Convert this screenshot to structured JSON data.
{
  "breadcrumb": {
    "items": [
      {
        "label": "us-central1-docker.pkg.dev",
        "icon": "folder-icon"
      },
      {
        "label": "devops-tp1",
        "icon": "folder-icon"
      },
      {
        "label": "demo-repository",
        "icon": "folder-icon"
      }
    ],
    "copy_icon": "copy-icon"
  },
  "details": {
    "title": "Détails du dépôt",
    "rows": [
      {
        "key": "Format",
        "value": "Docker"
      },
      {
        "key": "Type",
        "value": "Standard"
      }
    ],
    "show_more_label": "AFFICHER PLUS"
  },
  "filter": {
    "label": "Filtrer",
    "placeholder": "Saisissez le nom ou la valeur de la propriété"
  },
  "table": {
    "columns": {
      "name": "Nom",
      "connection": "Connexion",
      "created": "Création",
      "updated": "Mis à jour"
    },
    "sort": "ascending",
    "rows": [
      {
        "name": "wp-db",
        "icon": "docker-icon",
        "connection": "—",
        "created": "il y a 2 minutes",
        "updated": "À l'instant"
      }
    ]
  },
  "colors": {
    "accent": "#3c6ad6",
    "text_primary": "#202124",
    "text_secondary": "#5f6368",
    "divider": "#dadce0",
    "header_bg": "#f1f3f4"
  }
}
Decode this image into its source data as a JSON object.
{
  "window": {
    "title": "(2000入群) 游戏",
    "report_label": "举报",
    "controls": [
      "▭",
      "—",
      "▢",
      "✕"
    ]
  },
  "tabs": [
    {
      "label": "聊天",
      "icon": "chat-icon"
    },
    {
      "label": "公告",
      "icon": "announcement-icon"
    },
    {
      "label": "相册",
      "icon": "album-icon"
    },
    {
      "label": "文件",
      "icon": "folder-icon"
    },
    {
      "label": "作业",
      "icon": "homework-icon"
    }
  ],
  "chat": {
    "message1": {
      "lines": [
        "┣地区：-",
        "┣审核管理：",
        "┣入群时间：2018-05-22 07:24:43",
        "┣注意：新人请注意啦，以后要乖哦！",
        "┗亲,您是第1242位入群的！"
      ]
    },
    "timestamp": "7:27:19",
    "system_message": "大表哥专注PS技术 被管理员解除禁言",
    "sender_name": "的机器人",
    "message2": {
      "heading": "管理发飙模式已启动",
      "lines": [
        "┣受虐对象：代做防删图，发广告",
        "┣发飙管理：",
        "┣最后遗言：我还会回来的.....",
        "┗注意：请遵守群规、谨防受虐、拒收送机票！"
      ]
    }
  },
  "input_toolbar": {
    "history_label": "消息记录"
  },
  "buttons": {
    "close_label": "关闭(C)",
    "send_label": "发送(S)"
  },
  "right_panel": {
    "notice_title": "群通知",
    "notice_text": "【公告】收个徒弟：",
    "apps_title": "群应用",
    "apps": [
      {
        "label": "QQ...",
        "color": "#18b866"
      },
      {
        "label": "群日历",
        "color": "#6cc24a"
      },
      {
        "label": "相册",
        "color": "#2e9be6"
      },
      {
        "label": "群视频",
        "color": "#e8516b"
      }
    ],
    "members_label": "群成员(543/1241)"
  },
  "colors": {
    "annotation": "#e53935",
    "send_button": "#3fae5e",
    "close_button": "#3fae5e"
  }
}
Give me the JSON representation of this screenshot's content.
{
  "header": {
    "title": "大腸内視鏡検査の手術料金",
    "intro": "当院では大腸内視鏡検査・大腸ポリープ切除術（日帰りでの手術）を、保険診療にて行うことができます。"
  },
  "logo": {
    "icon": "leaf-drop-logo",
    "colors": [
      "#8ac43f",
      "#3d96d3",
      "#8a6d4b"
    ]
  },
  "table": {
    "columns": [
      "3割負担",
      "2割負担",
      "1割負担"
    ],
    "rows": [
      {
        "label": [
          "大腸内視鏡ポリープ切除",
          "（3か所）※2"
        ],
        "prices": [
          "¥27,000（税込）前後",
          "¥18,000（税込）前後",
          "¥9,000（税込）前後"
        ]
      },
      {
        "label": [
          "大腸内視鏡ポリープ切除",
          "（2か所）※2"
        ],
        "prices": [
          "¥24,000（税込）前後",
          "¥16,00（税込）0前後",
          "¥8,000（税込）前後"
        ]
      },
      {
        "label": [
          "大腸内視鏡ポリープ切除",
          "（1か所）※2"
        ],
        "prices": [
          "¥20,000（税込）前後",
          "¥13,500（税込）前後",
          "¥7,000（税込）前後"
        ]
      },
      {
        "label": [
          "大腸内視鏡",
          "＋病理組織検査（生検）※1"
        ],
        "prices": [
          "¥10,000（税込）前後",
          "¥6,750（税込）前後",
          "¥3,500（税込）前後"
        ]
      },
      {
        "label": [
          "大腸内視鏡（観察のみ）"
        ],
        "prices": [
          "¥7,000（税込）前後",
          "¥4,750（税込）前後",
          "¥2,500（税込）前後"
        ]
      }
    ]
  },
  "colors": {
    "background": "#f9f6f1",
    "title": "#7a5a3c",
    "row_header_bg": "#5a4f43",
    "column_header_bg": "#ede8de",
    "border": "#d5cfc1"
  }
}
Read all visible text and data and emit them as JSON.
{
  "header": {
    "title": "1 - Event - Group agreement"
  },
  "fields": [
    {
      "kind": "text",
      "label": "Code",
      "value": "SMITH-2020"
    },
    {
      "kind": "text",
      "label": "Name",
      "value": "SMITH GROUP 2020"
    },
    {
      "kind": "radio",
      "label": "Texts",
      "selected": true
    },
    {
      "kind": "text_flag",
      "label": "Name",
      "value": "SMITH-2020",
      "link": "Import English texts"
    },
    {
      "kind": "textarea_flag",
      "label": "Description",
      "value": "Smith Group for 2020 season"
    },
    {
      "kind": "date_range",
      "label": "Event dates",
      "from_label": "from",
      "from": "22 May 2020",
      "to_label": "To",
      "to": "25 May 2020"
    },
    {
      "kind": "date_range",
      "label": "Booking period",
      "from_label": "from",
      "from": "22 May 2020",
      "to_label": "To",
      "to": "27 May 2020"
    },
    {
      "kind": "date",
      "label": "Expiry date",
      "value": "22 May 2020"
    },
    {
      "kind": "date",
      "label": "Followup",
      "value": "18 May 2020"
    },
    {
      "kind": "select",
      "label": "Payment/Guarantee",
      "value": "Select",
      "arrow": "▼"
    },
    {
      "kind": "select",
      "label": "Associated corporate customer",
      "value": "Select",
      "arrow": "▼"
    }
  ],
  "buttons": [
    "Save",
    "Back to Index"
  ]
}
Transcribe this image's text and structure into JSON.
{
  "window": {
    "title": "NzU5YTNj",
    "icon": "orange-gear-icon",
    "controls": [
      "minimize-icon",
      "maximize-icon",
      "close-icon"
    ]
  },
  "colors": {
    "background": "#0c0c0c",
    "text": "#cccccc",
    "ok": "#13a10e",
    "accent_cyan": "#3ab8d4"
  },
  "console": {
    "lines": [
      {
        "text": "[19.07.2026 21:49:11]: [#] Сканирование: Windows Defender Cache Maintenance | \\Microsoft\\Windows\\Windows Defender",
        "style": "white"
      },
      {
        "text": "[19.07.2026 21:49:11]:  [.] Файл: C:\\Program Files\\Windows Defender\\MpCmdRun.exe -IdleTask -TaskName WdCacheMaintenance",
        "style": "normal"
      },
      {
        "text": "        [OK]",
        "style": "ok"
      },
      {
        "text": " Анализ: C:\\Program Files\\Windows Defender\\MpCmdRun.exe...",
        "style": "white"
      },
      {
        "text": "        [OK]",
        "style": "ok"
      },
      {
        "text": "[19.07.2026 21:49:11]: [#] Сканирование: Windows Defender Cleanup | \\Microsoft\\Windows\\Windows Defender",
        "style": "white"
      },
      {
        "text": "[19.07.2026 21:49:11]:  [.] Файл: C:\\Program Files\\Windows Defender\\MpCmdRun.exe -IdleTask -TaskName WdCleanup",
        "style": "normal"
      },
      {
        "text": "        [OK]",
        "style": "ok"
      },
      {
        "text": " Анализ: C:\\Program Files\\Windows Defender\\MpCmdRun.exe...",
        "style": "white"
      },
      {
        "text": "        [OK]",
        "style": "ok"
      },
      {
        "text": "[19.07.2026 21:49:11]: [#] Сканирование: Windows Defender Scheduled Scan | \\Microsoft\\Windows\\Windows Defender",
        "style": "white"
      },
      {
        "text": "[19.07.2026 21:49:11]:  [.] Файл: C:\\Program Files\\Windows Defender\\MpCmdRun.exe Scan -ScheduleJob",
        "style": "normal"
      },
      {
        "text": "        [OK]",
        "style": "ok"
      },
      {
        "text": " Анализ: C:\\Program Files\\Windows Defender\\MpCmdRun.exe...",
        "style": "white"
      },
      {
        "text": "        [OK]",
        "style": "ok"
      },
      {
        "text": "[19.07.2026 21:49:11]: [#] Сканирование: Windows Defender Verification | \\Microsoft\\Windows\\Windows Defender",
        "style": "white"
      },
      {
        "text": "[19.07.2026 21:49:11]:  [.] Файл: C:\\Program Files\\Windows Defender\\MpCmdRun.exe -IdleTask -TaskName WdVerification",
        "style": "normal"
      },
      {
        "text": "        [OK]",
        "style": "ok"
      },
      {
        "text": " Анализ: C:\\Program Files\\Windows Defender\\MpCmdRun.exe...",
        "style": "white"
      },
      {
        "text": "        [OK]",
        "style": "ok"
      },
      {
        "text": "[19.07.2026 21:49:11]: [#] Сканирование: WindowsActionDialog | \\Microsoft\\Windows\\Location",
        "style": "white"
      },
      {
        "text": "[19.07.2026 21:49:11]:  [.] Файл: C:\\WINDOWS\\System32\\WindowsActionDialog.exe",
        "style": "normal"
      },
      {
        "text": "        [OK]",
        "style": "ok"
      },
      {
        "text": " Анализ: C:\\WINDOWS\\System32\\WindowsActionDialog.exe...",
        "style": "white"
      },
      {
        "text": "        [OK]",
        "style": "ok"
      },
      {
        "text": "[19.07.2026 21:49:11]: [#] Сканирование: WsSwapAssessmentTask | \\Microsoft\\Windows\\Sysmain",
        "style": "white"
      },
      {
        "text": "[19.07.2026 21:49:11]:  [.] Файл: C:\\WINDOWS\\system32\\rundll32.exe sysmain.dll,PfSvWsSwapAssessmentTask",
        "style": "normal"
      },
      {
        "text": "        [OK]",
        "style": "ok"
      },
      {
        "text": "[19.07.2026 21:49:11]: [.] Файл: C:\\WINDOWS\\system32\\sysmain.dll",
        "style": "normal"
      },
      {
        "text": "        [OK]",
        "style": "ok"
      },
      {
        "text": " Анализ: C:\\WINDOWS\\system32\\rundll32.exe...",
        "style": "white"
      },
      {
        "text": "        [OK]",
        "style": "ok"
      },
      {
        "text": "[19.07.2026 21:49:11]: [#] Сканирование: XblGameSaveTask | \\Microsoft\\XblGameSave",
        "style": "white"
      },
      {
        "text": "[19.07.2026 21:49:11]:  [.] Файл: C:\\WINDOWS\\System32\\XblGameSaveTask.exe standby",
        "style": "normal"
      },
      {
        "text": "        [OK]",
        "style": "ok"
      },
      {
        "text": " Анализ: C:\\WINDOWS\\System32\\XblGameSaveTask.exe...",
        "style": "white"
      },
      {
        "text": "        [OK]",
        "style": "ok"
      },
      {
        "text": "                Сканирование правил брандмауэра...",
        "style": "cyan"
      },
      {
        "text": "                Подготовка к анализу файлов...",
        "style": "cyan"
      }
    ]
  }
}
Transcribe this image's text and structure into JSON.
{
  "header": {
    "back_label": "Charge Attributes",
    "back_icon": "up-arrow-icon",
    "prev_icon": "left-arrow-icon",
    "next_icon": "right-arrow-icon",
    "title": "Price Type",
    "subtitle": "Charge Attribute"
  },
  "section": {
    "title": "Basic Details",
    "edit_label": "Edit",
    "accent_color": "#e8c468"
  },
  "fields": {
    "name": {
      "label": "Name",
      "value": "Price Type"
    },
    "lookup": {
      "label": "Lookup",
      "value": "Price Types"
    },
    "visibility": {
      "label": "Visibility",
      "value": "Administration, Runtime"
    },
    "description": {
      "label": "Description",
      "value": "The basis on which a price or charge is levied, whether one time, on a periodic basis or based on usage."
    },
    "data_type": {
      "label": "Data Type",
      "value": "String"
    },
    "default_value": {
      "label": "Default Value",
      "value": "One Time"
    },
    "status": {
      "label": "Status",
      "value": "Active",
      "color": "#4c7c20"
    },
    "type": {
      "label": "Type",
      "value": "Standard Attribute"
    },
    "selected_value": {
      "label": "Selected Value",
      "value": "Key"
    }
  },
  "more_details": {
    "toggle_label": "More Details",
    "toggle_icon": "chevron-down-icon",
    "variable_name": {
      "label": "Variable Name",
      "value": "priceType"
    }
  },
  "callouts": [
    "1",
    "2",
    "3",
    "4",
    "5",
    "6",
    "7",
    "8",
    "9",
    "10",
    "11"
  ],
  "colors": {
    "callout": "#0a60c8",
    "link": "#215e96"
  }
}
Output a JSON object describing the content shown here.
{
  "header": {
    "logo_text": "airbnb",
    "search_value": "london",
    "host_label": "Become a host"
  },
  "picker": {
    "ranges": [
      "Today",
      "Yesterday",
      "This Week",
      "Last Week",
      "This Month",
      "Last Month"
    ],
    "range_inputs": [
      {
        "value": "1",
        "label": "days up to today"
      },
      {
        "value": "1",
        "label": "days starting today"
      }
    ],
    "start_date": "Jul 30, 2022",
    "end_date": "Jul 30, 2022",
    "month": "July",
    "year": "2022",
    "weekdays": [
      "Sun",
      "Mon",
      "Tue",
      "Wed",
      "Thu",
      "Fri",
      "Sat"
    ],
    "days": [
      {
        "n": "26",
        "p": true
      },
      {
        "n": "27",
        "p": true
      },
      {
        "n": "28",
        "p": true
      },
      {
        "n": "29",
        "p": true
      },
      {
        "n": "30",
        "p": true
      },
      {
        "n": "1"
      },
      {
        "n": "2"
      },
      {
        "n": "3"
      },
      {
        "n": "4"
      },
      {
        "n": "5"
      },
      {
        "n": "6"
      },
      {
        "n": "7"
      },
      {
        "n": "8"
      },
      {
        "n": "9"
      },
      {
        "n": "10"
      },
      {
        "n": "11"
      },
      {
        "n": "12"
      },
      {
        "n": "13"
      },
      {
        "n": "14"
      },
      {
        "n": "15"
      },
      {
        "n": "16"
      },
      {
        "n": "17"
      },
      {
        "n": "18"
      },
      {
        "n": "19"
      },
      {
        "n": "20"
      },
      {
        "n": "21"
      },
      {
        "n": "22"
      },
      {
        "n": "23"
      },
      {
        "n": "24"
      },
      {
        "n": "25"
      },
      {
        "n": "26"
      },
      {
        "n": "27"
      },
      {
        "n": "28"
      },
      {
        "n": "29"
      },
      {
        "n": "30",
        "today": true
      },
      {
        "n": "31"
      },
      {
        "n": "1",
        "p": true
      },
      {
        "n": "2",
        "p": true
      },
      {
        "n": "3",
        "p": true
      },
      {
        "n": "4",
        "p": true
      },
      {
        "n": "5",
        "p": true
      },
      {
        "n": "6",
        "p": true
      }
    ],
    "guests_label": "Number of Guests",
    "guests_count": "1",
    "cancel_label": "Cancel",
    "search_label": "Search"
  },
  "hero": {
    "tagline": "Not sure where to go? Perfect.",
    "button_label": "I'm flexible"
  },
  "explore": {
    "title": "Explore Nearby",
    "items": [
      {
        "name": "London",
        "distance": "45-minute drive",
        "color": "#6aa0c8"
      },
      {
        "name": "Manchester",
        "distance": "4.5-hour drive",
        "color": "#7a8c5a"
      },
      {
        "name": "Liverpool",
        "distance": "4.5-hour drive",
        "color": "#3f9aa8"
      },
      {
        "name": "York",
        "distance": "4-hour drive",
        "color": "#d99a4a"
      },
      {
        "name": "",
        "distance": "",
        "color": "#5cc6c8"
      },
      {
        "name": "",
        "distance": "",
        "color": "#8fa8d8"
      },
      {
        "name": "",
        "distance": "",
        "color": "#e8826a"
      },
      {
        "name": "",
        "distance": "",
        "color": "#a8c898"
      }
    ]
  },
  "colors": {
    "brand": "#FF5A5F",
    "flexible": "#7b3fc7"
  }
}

----

TASK PROMPT =>
Every line in the data that holds "XblGameSaveTask" should be copied out.

RESPONSE TO THIS EXERCISE =>
        "text": "[19.07.2026 21:49:11]: [#] Сканирование: XblGameSaveTask | \\Microsoft\\XblGameSave",
        "text": "[19.07.2026 21:49:11]:  [.] Файл: C:\\WINDOWS\\System32\\XblGameSaveTask.exe standby",
        "text": " Анализ: C:\\WINDOWS\\System32\\XblGameSaveTask.exe...",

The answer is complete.